> STATED EXERCISE
Check every line below for the word "Cardinal" and give only the number of lines where it appears.

-- START DATA FOR THE TASK --

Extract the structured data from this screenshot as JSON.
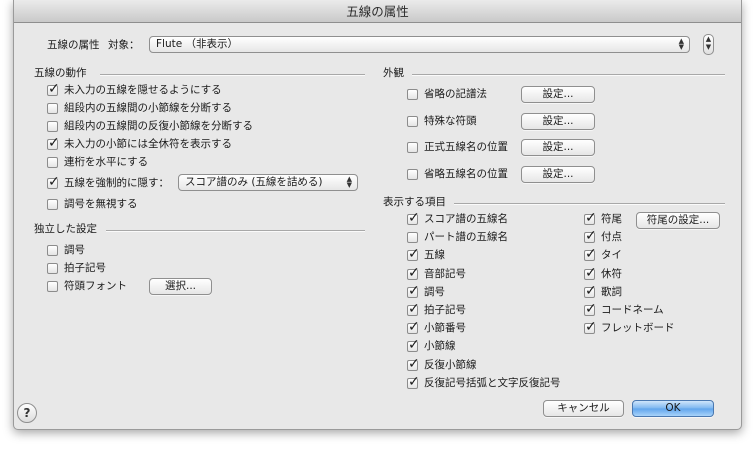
{
  "window": {
    "title": "五線の属性"
  },
  "header": {
    "staff_attr_label": "五線の属性",
    "target_label": "対象：",
    "target_value": "Flute （非表示）"
  },
  "behavior": {
    "title": "五線の動作",
    "items": [
      {
        "label": "未入力の五線を隠せるようにする",
        "checked": true
      },
      {
        "label": "組段内の五線間の小節線を分断する",
        "checked": false
      },
      {
        "label": "組段内の五線間の反復小節線を分断する",
        "checked": false
      },
      {
        "label": "未入力の小節には全休符を表示する",
        "checked": true
      },
      {
        "label": "連桁を水平にする",
        "checked": false
      },
      {
        "label": "五線を強制的に隠す：",
        "checked": true
      },
      {
        "label": "調号を無視する",
        "checked": false
      }
    ],
    "force_hide_value": "スコア譜のみ (五線を詰める)"
  },
  "independent": {
    "title": "独立した設定",
    "items": [
      {
        "label": "調号",
        "checked": false
      },
      {
        "label": "拍子記号",
        "checked": false
      },
      {
        "label": "符頭フォント",
        "checked": false
      }
    ],
    "select_button": "選択..."
  },
  "appearance": {
    "title": "外観",
    "items": [
      {
        "label": "省略の記譜法",
        "checked": false,
        "button": "設定..."
      },
      {
        "label": "特殊な符頭",
        "checked": false,
        "button": "設定..."
      },
      {
        "label": "正式五線名の位置",
        "checked": false,
        "button": "設定..."
      },
      {
        "label": "省略五線名の位置",
        "checked": false,
        "button": "設定..."
      }
    ]
  },
  "display": {
    "title": "表示する項目",
    "left_items": [
      {
        "label": "スコア譜の五線名",
        "checked": true
      },
      {
        "label": "パート譜の五線名",
        "checked": false
      },
      {
        "label": "五線",
        "checked": true
      },
      {
        "label": "音部記号",
        "checked": true
      },
      {
        "label": "調号",
        "checked": true
      },
      {
        "label": "拍子記号",
        "checked": true
      },
      {
        "label": "小節番号",
        "checked": true
      },
      {
        "label": "小節線",
        "checked": true
      },
      {
        "label": "反復小節線",
        "checked": true
      },
      {
        "label": "反復記号括弧と文字反復記号",
        "checked": true
      }
    ],
    "right_items": [
      {
        "label": "符尾",
        "checked": true
      },
      {
        "label": "付点",
        "checked": true
      },
      {
        "label": "タイ",
        "checked": true
      },
      {
        "label": "休符",
        "checked": true
      },
      {
        "label": "歌詞",
        "checked": true
      },
      {
        "label": "コードネーム",
        "checked": true
      },
      {
        "label": "フレットボード",
        "checked": true
      }
    ],
    "stem_settings_button": "符尾の設定..."
  },
  "footer": {
    "help": "?",
    "cancel": "キャンセル",
    "ok": "OK"
  }
}
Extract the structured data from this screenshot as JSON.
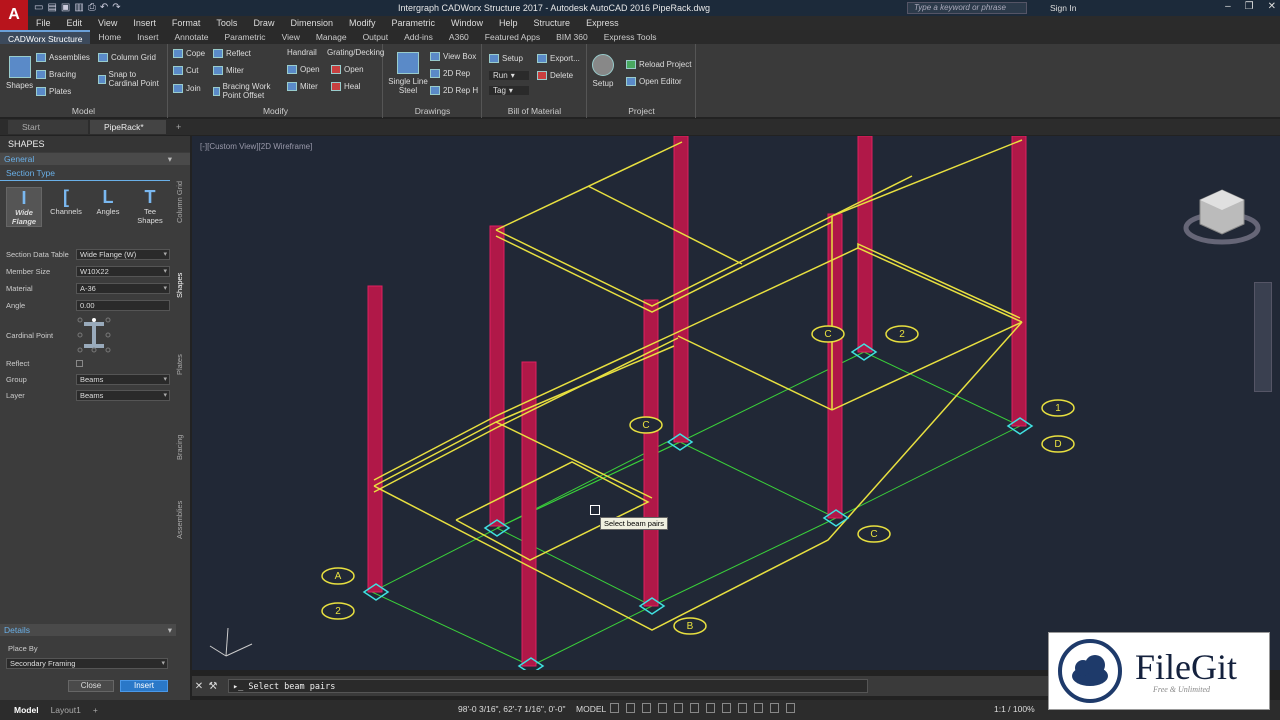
{
  "app": {
    "logo_letter": "A",
    "title": "Intergraph CADWorx Structure 2017 - Autodesk AutoCAD 2016   PipeRack.dwg",
    "search_placeholder": "Type a keyword or phrase",
    "sign_in": "Sign In"
  },
  "menu": [
    "File",
    "Edit",
    "View",
    "Insert",
    "Format",
    "Tools",
    "Draw",
    "Dimension",
    "Modify",
    "Parametric",
    "Window",
    "Help",
    "Structure",
    "Express"
  ],
  "ribbon_tabs": [
    "CADWorx Structure",
    "Home",
    "Insert",
    "Annotate",
    "Parametric",
    "View",
    "Manage",
    "Output",
    "Add-ins",
    "A360",
    "Featured Apps",
    "BIM 360",
    "Express Tools"
  ],
  "ribbon": {
    "model": {
      "title": "Model",
      "shapes": "Shapes",
      "assemblies": "Assemblies",
      "bracing": "Bracing",
      "plates": "Plates",
      "column_grid": "Column Grid",
      "snap": "Snap to Cardinal Point"
    },
    "modify": {
      "title": "Modify",
      "cope": "Cope",
      "reflect": "Reflect",
      "cut": "Cut",
      "miter": "Miter",
      "join": "Join",
      "bracing_offset": "Bracing Work Point Offset",
      "handrail": "Handrail",
      "open": "Open",
      "miter2": "Miter",
      "grating": "Grating/Decking",
      "open2": "Open",
      "heal": "Heal"
    },
    "drawings": {
      "title": "Drawings",
      "single_line": "Single Line Steel",
      "view_box": "View Box",
      "rep2d": "2D Rep",
      "rep2dh": "2D Rep H"
    },
    "bom": {
      "title": "Bill of Material",
      "setup": "Setup",
      "export": "Export...",
      "run": "Run",
      "delete": "Delete",
      "tag": "Tag"
    },
    "project": {
      "title": "Project",
      "setup": "Setup",
      "reload": "Reload Project",
      "open_editor": "Open Editor"
    }
  },
  "file_tabs": [
    "Start",
    "PipeRack*"
  ],
  "palette": {
    "header": "SHAPES",
    "general": "General",
    "section_type": "Section Type",
    "types": [
      {
        "label": "Wide Flange",
        "sym": "I"
      },
      {
        "label": "Channels",
        "sym": "["
      },
      {
        "label": "Angles",
        "sym": "L"
      },
      {
        "label": "Tee Shapes",
        "sym": "T"
      }
    ],
    "props": [
      {
        "label": "Section Data Table",
        "value": "Wide Flange (W)"
      },
      {
        "label": "Member Size",
        "value": "W10X22"
      },
      {
        "label": "Material",
        "value": "A-36"
      },
      {
        "label": "Angle",
        "value": "0.00"
      }
    ],
    "cardinal_point": "Cardinal Point",
    "reflect": "Reflect",
    "group_label": "Group",
    "group_value": "Beams",
    "layer_label": "Layer",
    "layer_value": "Beams",
    "details": "Details",
    "place_by": "Place By",
    "place_by_value": "Secondary Framing",
    "close": "Close",
    "insert": "Insert",
    "side_tabs": [
      "Column Grid",
      "Shapes",
      "Plates",
      "Bracing",
      "Assemblies"
    ]
  },
  "viewport": {
    "label": "[-][Custom View][2D Wireframe]",
    "tooltip": "Select beam pairs",
    "grid_labels": [
      "1",
      "2",
      "A",
      "2",
      "B",
      "C",
      "D",
      "1",
      "2",
      "C",
      "C"
    ]
  },
  "command": {
    "text": "Select beam pairs"
  },
  "status": {
    "layouts": [
      "Model",
      "Layout1"
    ],
    "coords": "98'-0 3/16\", 62'-7 1/16\", 0'-0\"",
    "model": "MODEL",
    "zoom": "1:1 / 100%"
  },
  "watermark": {
    "title": "FileGit",
    "subtitle": "Free & Unlimited"
  }
}
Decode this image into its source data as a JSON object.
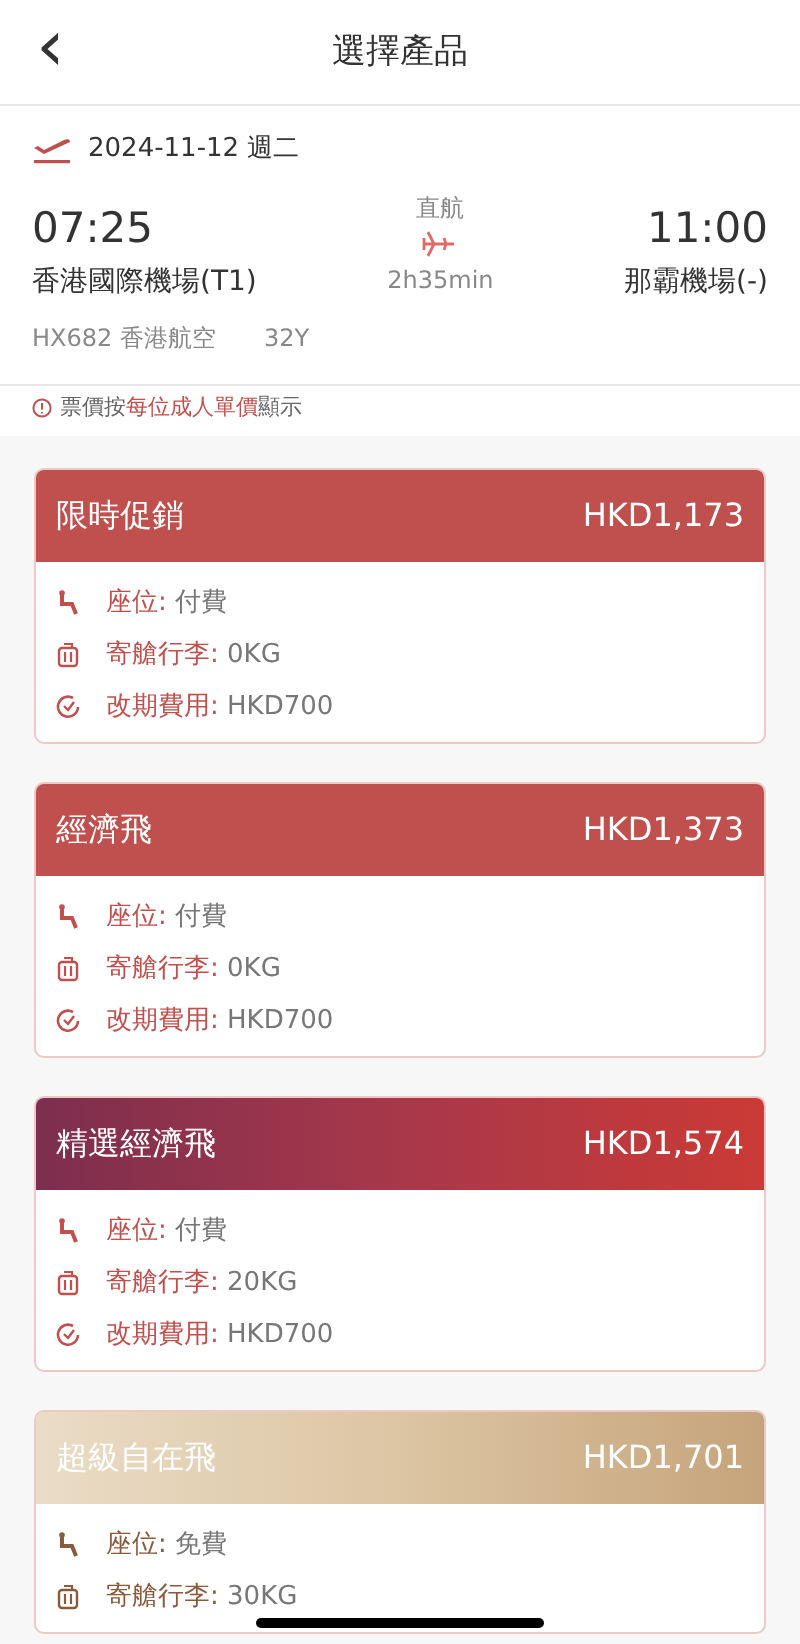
{
  "header": {
    "back": "‹",
    "title": "選擇產品"
  },
  "flight": {
    "date": "2024-11-12 週二",
    "depart_time": "07:25",
    "depart_airport": "香港國際機場(T1)",
    "stop": "直航",
    "duration": "2h35min",
    "arrive_time": "11:00",
    "arrive_airport": "那霸機場(-)",
    "flight_no": "HX682 香港航空",
    "cabin": "32Y"
  },
  "notice": "票價按**每位成人單價**顯示",
  "products": [
    {
      "name": "限時促銷",
      "price": "HKD1,173",
      "kind": "promo",
      "features": [
        {
          "kind": "seat",
          "label": "座位:",
          "value": "付費"
        },
        {
          "kind": "bag",
          "label": "寄艙行李:",
          "value": "0KG"
        },
        {
          "kind": "change",
          "label": "改期費用:",
          "value": "HKD700"
        }
      ]
    },
    {
      "name": "經濟飛",
      "price": "HKD1,373",
      "kind": "promo",
      "features": [
        {
          "kind": "seat",
          "label": "座位:",
          "value": "付費"
        },
        {
          "kind": "bag",
          "label": "寄艙行李:",
          "value": "0KG"
        },
        {
          "kind": "change",
          "label": "改期費用:",
          "value": "HKD700"
        }
      ]
    },
    {
      "name": "精選經濟飛",
      "price": "HKD1,574",
      "kind": "select",
      "features": [
        {
          "kind": "seat",
          "label": "座位:",
          "value": "付費"
        },
        {
          "kind": "bag",
          "label": "寄艙行李:",
          "value": "20KG"
        },
        {
          "kind": "change",
          "label": "改期費用:",
          "value": "HKD700"
        }
      ]
    },
    {
      "name": "超級自在飛",
      "price": "HKD1,701",
      "kind": "super",
      "features": [
        {
          "kind": "seat",
          "label": "座位:",
          "value": "免費"
        },
        {
          "kind": "bag",
          "label": "寄艙行李:",
          "value": "30KG"
        }
      ]
    }
  ]
}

-- END DATA FOR THE TASK --

> CORRECT RESPONSE
2